• [CHALLENGE]: Look through the material below and count the lines with the string "xlabel". Report only the count.

● ● ● ● ● ● ●

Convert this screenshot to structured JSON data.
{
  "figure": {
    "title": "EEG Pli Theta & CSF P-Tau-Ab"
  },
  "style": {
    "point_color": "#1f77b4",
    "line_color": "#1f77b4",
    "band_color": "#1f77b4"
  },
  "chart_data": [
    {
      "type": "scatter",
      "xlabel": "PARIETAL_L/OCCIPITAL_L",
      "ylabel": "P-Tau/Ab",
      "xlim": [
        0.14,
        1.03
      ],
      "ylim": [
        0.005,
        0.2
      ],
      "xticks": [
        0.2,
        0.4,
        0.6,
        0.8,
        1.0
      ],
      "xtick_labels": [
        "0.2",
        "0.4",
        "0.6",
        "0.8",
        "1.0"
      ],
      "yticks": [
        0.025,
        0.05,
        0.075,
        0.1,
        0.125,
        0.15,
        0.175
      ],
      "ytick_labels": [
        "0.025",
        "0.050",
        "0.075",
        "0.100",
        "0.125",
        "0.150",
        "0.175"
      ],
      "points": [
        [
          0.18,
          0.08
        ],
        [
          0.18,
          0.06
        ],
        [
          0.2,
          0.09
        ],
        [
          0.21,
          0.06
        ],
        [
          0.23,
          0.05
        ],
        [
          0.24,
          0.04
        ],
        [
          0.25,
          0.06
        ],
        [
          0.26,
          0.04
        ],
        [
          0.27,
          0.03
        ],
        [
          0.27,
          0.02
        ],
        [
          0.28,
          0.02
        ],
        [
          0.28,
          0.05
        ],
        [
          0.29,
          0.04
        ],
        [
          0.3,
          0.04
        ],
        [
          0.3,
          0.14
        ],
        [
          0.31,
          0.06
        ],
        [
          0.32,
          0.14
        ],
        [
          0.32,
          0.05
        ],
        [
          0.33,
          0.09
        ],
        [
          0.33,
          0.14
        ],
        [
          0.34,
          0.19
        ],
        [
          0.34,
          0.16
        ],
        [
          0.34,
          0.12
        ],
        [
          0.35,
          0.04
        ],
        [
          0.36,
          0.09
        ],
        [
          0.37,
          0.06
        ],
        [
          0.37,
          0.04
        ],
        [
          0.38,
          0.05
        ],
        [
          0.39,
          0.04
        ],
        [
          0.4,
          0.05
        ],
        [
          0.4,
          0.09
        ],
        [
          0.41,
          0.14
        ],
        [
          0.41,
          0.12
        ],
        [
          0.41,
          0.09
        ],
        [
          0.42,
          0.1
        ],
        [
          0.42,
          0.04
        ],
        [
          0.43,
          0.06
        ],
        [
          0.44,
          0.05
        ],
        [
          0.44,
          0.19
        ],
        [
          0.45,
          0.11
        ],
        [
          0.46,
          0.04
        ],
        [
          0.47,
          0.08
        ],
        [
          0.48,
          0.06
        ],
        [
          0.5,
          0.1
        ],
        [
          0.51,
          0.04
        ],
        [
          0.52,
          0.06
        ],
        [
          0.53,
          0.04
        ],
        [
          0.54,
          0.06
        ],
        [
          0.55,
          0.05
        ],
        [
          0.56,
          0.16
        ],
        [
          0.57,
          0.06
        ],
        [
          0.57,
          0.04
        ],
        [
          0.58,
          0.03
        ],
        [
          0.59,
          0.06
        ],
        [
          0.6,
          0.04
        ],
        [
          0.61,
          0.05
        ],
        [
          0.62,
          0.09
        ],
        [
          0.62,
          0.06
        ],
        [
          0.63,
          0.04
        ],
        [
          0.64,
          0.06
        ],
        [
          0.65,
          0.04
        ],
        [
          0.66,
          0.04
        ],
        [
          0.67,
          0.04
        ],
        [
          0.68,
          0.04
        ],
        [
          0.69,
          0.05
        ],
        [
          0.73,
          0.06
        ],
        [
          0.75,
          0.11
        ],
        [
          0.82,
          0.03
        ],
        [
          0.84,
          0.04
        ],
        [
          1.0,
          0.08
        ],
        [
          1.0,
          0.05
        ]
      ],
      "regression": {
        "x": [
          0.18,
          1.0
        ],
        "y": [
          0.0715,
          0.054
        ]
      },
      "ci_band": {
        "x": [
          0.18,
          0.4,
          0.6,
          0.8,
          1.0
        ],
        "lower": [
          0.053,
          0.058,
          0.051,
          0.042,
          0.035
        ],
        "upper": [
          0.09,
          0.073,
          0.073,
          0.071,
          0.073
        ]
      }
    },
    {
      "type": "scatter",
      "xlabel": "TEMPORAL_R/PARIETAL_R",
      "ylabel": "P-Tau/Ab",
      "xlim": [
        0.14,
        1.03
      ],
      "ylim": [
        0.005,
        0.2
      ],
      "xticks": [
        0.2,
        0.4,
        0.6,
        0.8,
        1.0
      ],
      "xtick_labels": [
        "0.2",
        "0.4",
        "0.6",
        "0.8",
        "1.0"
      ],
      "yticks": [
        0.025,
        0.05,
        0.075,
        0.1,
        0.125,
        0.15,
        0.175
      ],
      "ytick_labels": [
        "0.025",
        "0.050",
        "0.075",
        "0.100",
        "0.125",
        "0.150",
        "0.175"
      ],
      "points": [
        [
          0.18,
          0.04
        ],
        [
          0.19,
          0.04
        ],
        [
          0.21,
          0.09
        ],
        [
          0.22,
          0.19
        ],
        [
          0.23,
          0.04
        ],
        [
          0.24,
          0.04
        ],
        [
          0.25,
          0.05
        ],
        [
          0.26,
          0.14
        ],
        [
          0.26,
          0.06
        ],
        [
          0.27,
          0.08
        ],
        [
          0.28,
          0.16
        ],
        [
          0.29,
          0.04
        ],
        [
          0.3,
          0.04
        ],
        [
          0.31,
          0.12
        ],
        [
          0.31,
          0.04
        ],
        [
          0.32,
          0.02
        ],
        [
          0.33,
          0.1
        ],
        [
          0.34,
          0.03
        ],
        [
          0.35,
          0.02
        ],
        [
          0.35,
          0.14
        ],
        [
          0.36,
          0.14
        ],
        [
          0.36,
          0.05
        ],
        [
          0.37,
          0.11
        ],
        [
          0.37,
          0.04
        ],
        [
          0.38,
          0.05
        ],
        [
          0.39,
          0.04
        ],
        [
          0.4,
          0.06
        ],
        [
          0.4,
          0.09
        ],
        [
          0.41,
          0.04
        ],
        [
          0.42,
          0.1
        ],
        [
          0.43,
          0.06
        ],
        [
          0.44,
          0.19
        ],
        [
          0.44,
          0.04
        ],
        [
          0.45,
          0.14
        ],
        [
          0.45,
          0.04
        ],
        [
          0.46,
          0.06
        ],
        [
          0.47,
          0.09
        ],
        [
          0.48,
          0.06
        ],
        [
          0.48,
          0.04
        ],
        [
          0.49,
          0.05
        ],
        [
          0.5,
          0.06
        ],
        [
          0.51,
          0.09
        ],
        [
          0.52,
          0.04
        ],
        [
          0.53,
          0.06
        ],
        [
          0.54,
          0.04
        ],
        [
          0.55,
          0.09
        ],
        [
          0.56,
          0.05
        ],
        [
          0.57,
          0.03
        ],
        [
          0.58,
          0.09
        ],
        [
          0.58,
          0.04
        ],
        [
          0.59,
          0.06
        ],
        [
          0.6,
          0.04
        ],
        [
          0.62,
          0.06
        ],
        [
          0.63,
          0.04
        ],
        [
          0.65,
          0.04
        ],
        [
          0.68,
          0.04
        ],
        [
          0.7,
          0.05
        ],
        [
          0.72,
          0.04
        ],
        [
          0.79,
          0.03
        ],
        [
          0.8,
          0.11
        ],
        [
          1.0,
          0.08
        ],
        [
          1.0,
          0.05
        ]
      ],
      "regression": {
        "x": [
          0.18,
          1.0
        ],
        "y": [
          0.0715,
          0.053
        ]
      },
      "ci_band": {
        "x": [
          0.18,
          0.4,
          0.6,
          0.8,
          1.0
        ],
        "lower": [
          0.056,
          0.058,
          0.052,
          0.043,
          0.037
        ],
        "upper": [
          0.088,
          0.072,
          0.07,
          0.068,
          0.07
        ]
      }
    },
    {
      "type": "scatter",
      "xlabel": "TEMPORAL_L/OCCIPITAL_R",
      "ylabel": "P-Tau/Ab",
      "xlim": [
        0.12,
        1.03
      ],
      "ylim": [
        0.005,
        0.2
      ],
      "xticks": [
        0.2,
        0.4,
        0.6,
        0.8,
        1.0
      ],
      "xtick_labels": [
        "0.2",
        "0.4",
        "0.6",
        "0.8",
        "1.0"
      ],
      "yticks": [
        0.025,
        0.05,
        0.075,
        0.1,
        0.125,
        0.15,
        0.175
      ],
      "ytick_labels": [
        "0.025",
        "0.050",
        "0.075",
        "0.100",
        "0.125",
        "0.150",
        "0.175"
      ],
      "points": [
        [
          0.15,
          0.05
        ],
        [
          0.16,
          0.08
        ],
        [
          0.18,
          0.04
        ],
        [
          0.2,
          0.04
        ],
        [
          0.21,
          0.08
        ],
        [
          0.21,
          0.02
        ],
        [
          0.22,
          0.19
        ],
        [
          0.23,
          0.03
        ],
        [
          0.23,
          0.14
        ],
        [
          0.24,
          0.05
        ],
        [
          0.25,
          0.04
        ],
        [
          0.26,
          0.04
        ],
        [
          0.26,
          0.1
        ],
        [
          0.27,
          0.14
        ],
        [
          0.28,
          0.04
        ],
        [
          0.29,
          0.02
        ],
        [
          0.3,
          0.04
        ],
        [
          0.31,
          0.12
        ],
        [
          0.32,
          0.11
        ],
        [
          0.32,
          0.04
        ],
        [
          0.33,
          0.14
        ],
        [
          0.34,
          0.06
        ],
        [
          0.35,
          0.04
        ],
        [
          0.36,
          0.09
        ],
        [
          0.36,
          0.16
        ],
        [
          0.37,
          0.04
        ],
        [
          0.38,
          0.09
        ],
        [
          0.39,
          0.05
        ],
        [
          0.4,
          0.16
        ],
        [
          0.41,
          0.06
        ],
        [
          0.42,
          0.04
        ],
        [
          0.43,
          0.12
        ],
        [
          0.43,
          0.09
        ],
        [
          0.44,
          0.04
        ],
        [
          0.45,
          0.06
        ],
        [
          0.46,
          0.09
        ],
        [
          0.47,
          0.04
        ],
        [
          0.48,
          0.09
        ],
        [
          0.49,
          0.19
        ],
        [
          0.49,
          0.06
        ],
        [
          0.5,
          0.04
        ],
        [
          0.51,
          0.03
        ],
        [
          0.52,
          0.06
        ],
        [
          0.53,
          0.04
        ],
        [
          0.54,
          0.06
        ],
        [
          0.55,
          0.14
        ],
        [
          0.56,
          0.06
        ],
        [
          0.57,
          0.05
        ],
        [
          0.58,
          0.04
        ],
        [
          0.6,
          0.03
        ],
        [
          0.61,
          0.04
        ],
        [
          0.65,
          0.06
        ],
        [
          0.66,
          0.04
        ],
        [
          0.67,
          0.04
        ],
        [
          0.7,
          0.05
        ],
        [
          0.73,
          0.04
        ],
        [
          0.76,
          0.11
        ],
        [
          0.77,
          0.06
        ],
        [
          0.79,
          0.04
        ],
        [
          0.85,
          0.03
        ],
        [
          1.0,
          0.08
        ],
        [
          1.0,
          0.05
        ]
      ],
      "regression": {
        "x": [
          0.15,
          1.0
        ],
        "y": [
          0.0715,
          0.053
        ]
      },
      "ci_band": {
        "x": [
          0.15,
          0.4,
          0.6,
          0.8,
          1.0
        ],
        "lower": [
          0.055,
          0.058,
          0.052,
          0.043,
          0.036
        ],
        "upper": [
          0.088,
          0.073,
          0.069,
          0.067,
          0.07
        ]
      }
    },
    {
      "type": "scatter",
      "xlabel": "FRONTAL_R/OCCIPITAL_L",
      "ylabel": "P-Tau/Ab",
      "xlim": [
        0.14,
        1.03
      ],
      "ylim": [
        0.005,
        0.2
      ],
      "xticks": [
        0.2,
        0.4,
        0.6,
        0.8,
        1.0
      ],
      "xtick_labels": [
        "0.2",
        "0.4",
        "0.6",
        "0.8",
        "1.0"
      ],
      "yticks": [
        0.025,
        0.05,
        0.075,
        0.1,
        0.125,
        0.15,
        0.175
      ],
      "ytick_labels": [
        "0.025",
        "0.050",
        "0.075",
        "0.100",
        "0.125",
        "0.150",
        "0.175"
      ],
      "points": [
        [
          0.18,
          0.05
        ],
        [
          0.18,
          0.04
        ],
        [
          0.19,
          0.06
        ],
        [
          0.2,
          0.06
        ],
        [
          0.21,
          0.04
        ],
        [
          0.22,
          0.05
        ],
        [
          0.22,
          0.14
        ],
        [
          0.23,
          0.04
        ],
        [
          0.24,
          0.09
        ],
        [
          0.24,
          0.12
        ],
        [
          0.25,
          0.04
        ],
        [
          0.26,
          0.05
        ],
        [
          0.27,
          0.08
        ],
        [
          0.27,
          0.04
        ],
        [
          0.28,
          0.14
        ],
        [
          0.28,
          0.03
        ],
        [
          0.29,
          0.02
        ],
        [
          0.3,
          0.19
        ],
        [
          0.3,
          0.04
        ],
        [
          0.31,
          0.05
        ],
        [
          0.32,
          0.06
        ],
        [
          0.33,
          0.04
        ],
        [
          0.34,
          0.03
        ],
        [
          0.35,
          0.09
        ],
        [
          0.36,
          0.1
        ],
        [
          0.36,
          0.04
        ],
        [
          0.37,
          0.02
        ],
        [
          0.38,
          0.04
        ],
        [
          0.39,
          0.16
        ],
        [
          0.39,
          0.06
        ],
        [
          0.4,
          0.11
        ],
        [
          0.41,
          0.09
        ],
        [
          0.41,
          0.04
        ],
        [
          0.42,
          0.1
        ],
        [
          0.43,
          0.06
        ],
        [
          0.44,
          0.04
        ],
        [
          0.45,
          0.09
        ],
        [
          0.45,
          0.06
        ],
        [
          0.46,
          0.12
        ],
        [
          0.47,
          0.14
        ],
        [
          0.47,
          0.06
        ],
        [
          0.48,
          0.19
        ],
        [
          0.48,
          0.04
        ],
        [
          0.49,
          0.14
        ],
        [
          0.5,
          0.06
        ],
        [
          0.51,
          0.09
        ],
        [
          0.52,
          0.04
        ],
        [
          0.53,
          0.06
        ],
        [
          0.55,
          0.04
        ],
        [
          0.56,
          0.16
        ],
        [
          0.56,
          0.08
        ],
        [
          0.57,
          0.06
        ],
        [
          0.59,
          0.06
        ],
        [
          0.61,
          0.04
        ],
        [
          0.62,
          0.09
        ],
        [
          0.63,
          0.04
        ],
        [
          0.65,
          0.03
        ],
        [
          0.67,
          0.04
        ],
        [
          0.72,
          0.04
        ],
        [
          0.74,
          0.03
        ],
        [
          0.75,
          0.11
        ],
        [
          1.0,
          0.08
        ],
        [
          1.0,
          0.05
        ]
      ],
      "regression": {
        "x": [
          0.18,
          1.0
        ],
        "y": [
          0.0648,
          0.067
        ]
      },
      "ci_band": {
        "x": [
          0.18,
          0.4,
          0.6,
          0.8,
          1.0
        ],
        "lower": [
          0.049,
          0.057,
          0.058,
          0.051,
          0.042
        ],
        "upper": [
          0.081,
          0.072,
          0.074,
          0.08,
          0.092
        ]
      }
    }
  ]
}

● ● ● ● ● ● ●

• [RESULT OF THE EXERCISE]: 4